> _Given instruction_: Identify every line in the records below that contains the word "Horn", and reproduce each one.

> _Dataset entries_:
┏━━

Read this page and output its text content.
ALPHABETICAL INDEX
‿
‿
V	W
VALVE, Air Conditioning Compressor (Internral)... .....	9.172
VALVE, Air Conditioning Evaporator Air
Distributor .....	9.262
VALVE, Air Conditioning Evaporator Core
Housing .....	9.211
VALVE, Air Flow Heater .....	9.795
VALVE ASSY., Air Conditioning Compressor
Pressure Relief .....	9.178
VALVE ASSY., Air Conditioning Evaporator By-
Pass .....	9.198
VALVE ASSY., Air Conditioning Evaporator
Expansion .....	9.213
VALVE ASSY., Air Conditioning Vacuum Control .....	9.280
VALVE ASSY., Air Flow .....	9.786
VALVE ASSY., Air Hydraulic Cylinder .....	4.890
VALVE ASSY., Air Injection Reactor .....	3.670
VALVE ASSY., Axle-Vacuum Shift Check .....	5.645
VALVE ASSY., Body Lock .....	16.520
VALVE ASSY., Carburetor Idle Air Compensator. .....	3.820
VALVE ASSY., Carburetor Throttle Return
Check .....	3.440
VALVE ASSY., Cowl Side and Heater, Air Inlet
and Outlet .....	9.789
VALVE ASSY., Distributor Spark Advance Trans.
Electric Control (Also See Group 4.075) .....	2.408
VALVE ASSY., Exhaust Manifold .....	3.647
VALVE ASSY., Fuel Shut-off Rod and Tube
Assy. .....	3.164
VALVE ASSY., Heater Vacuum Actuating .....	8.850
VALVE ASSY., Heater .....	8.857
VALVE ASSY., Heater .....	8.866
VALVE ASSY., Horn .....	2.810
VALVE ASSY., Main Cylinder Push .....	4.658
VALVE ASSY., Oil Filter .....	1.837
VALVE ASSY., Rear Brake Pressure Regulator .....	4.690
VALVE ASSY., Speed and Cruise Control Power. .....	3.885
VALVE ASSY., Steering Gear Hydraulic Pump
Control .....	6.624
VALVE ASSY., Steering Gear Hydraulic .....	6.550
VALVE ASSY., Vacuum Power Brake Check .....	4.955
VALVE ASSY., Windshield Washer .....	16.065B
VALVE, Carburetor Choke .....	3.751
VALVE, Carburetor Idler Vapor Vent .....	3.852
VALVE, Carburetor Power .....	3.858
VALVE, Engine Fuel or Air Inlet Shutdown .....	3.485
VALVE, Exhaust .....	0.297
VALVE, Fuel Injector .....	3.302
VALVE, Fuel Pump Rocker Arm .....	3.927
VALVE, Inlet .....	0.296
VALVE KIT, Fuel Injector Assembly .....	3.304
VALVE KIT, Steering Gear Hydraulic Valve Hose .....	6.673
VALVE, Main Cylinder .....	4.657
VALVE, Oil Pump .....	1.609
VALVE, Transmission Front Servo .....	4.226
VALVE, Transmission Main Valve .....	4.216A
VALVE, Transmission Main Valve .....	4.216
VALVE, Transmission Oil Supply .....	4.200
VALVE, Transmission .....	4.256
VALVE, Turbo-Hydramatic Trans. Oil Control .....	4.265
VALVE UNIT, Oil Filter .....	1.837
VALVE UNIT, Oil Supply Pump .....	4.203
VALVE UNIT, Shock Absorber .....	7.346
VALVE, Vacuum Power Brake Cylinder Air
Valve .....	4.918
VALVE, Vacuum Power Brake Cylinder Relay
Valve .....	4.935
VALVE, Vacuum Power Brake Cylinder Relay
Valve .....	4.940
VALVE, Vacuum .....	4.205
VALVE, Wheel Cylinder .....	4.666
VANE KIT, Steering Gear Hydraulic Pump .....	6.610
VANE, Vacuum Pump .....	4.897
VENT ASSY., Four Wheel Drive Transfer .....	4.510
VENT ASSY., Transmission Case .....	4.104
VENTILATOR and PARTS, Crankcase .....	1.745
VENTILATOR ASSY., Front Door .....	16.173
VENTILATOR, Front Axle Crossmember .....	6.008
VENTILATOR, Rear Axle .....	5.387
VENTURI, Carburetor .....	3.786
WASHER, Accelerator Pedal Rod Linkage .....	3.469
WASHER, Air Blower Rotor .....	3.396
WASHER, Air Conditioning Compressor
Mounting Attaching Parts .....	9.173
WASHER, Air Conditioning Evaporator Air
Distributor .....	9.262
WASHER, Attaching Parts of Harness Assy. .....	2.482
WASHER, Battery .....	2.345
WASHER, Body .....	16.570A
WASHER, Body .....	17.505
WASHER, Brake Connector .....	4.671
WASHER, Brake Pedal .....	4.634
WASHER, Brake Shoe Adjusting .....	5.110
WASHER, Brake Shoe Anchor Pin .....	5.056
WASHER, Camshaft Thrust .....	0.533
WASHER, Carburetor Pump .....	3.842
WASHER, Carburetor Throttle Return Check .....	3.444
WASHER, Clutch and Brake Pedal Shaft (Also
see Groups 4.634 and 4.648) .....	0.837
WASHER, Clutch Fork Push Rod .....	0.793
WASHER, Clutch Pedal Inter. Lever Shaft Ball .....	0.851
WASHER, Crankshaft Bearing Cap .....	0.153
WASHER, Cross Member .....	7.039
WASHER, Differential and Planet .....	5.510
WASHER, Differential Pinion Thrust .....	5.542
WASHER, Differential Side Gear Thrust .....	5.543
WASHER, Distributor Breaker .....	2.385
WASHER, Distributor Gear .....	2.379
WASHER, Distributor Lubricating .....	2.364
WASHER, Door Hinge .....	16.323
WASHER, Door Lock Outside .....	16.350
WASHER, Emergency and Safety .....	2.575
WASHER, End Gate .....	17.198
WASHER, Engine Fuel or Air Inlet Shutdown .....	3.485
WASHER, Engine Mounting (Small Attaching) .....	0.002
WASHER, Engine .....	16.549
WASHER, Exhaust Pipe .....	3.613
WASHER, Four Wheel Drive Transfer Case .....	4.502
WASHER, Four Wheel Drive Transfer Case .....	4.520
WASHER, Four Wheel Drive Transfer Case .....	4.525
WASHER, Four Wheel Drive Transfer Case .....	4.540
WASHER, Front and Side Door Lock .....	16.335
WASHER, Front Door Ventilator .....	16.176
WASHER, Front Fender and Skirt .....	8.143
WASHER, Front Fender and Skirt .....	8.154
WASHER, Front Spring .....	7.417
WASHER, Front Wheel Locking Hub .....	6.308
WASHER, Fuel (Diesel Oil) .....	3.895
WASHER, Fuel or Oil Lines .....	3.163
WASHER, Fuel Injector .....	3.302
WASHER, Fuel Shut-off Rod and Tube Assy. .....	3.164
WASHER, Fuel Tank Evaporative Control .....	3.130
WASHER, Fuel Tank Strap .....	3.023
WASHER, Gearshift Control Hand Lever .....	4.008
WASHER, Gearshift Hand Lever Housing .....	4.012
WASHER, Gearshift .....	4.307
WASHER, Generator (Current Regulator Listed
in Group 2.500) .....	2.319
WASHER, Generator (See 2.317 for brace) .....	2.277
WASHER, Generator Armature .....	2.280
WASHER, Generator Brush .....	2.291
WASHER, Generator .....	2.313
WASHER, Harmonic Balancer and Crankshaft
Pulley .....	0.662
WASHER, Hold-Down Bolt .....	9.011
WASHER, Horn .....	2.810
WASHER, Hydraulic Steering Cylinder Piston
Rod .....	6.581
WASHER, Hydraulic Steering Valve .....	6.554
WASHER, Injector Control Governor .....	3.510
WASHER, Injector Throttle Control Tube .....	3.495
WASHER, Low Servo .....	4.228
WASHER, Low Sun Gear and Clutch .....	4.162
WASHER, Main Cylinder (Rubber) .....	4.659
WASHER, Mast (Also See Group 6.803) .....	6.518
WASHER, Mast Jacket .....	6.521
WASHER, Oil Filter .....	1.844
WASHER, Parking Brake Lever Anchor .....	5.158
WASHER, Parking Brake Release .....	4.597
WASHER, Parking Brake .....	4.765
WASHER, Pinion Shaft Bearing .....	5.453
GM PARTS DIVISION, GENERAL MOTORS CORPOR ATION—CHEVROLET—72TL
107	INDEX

┗━━

> _Result_:
VALVE ASSY., Horn .....	2.810
WASHER, Horn .....	2.810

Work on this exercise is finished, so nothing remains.